### Written problem
Could you return the records below word for word, keeping every line the same?

### Data for this exercise

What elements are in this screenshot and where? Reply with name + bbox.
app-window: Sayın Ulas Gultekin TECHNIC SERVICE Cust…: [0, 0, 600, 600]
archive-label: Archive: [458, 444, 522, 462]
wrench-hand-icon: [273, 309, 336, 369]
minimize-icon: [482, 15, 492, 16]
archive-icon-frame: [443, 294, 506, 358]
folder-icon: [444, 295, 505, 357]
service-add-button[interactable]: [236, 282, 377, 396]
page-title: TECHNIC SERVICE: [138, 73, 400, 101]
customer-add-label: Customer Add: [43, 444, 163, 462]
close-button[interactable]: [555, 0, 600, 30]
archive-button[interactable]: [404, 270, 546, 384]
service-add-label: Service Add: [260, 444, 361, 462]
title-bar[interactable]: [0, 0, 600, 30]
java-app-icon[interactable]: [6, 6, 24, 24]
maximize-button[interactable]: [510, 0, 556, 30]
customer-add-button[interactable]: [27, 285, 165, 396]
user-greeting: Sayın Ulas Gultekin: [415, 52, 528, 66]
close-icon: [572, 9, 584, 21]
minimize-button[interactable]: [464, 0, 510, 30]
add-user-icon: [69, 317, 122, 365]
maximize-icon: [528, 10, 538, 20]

### Answer for this exercise
What elements are in this screenshot and where? Reply with name + bbox.
app-window: Sayın Ulas Gultekin TECHNIC SERVICE Cust…: [0, 0, 600, 600]
archive-label: Archive: [458, 444, 522, 462]
wrench-hand-icon: [273, 309, 336, 369]
minimize-icon: [482, 15, 492, 16]
archive-icon-frame: [443, 294, 506, 358]
folder-icon: [444, 295, 505, 357]
service-add-button[interactable]: [236, 282, 377, 396]
page-title: TECHNIC SERVICE: [138, 73, 400, 101]
customer-add-label: Customer Add: [43, 444, 163, 462]
close-button[interactable]: [555, 0, 600, 30]
archive-button[interactable]: [404, 270, 546, 384]
service-add-label: Service Add: [260, 444, 361, 462]
title-bar[interactable]: [0, 0, 600, 30]
java-app-icon[interactable]: [6, 6, 24, 24]
maximize-button[interactable]: [510, 0, 556, 30]
customer-add-button[interactable]: [27, 285, 165, 396]
user-greeting: Sayın Ulas Gultekin: [415, 52, 528, 66]
close-icon: [572, 9, 584, 21]
minimize-button[interactable]: [464, 0, 510, 30]
add-user-icon: [69, 317, 122, 365]
maximize-icon: [528, 10, 538, 20]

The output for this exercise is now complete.